**KUTIPAN:**
Oleh:
Shohibul Kafi, S.Fil
(Alumni
Filsafat UIN Jogja, Alumni PMII Jogja dan Kader PDI Perjuangan)
Manusia Indonesia Menurut Bung Karno
Dewasa
ini kuatnya badai arus globalisasi nan kemajuan teknologi, manusia Indonesia
menghadapi paradoks eksistensi yang makin pelik. Kemudahan akses informasi
seyogyanya membuka ruang kebebasan dan pengembangan diri yang pesat, namun
justru acap kali menimbulkan skeptis atau keraguan yang mendalam dalam diri
manusia. Krisis makna dan identitas kini telah menjadi fenomena nyata yang
telah menggerogoti banyak manusia individu dan Masyarakat luas.
Bung
Karno, Sang Proklamator sekaligus Bapak Bangsa dalam pidatonya pada persidangan
BPUPKI 1 Juni 1945 merumuskan visi Manusia Indonesia yang Merdeka dan berkepribadian.
Beliau menegaskan bahwa manusia Indonesia harus berdaulat secara Politik,
berdikari secara Ekonomi, dan berkepribadian dalam kebudayaan. Selanjutnya
cita-cita ini melampaui kemerdekaan formal yang akan menuntut kebebasan sejati
dalam seluruh aspek kehidupan manusia, sebuah keberanian untuk menjadi diri
sendiri dengan integritas, keberanian, kecerdikan, kemanusian, dan kapabilitas
sebagaimana termaktub dalam Sejarah Nusantara.

**TUGAS WAJIB:**
- 1) Salin tanpa perubahan sepenggal kutipan tentang manusia Indonesia menurut Bung Karno: mulai dari kata-kata yang memuat "Beliau menegaskan bahwa", lalu berhenti setelah "dalam Sejarah Nusantara.".
- 2) Menurut kutipan tentang manusia Indonesia menurut Bung Karno, tiga hal apa yang ditegaskan Bung Karno harus dimiliki manusia Indonesia?

**BARIS DATA:**

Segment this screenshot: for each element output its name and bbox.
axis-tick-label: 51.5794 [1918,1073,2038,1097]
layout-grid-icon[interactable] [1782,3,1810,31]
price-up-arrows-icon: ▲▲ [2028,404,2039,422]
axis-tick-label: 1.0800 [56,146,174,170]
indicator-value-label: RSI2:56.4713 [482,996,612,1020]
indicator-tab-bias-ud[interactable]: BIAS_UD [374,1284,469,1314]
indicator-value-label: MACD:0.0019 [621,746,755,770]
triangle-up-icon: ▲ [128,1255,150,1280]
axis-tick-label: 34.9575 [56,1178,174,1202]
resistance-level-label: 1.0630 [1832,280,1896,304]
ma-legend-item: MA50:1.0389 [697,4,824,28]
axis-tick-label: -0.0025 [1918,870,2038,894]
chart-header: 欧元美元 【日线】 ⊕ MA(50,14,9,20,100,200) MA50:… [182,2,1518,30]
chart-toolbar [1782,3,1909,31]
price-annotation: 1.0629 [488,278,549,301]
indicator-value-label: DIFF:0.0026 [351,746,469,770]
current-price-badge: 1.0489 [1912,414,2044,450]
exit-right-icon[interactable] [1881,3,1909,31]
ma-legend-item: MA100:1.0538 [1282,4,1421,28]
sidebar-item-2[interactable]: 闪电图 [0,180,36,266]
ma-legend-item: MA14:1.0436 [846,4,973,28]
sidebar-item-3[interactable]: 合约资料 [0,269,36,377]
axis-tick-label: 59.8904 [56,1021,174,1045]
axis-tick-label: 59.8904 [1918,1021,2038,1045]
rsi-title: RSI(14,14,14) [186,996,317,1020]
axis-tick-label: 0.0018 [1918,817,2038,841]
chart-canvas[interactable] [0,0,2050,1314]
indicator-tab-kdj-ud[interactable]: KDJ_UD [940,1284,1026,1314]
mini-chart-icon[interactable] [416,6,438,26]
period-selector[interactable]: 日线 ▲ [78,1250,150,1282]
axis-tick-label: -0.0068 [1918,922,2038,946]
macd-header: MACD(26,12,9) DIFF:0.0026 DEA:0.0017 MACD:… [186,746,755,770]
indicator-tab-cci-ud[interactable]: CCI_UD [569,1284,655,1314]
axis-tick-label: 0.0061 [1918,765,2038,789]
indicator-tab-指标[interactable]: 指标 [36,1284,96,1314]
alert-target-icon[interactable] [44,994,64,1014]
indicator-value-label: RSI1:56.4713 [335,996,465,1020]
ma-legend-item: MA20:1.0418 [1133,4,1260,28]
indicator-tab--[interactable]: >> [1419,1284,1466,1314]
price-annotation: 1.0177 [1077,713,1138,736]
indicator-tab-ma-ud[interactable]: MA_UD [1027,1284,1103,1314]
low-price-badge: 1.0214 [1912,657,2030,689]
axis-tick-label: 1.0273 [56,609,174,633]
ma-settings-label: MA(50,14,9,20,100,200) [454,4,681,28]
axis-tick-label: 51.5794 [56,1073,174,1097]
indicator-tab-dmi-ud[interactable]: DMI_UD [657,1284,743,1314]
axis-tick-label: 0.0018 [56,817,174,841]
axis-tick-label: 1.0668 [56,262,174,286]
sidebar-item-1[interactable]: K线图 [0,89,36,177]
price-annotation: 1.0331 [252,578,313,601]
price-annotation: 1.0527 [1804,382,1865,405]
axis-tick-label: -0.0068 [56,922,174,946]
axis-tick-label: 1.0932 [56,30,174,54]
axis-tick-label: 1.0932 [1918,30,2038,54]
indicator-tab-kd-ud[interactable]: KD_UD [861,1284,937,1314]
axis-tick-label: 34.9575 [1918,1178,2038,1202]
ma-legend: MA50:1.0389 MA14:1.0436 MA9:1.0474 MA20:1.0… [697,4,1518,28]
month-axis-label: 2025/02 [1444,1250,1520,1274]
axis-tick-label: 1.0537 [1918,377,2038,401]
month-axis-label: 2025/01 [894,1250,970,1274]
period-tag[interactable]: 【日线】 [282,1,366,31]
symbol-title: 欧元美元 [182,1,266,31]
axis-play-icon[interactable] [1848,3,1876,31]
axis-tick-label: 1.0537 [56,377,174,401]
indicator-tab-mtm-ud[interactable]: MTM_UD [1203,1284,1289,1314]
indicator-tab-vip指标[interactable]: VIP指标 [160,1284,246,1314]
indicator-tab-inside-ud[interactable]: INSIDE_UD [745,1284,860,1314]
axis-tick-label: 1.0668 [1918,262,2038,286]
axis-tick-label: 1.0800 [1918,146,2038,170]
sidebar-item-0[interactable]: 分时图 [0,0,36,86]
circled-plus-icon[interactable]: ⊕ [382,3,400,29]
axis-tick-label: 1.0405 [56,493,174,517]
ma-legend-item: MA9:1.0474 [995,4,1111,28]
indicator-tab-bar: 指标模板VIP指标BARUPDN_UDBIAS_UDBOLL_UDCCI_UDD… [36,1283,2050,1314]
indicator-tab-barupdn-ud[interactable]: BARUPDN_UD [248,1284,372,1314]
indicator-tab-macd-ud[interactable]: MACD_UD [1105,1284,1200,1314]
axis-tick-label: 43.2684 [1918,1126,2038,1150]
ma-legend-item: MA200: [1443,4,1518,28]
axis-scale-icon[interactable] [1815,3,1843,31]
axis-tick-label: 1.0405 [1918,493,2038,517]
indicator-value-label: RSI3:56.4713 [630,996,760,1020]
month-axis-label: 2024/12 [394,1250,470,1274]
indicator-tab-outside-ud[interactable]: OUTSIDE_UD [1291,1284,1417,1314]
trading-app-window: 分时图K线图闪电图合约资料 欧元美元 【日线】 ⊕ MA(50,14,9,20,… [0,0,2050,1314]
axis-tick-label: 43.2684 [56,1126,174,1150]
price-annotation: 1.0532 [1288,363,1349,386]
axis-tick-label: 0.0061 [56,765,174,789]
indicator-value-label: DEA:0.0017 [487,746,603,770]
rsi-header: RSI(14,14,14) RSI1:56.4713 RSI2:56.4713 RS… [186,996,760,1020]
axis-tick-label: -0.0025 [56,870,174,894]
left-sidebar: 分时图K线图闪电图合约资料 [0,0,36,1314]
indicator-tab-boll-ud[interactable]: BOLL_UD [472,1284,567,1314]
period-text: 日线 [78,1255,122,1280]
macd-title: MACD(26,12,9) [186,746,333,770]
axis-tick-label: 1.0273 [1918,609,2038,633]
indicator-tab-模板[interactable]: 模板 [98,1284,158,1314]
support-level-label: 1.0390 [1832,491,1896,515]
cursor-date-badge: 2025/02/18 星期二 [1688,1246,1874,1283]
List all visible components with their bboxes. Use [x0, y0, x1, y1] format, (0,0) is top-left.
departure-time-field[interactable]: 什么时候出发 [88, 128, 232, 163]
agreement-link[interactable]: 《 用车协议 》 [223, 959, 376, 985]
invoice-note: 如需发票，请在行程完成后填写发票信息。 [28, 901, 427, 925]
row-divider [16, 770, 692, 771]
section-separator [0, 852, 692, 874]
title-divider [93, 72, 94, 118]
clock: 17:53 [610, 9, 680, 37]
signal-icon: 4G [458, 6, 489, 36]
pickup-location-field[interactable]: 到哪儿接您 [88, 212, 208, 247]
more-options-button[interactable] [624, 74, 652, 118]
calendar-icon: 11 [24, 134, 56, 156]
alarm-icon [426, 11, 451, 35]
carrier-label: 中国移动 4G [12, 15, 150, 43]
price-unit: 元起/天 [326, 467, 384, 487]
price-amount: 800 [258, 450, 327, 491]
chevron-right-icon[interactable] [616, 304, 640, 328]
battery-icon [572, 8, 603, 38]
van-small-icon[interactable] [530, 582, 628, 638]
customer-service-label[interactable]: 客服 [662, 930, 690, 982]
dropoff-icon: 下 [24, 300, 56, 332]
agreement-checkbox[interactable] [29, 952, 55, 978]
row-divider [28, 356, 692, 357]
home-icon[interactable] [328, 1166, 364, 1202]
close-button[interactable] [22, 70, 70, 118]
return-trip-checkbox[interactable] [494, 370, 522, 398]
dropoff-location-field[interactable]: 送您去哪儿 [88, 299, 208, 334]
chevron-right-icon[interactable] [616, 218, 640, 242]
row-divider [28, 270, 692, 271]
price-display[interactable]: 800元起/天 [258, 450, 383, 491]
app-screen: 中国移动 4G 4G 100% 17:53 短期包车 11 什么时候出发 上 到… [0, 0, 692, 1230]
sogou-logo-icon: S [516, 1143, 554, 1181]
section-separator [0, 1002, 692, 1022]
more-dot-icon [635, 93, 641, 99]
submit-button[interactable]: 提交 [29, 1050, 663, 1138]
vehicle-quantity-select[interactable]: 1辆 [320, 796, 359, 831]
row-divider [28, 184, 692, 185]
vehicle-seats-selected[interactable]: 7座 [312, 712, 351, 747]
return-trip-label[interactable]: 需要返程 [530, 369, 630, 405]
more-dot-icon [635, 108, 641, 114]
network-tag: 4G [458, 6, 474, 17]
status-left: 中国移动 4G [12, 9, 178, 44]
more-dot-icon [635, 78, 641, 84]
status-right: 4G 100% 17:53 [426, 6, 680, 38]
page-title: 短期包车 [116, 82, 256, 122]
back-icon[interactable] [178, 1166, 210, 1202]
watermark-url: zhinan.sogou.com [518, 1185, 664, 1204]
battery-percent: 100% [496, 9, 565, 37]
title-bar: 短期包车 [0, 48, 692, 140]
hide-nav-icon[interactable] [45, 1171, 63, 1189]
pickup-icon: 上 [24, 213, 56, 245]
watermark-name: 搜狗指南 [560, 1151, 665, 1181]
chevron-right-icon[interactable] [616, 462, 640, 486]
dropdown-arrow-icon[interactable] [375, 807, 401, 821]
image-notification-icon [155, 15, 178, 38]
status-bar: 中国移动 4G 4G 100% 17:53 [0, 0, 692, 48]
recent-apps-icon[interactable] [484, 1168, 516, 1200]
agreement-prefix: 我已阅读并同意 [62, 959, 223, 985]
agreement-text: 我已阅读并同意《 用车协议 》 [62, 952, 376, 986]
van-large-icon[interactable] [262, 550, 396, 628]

**HASIL:**
- 1)
Beliau menegaskan bahwa manusia Indonesia harus berdaulat secara Politik,
berdikari secara Ekonomi, dan berkepribadian dalam kebudayaan. Selanjutnya
cita-cita ini melampaui kemerdekaan formal yang akan menuntut kebebasan sejati
dalam seluruh aspek kehidupan manusia, sebuah keberanian untuk menjadi diri
sendiri dengan integritas, keberanian, kecerdikan, kemanusian, dan kapabilitas
sebagaimana termaktub dalam Sejarah Nusantara.

- 2) Manusia Indonesia harus berdaulat secara politik, berdikari secara ekonomi, dan berkepribadian dalam kebudayaan.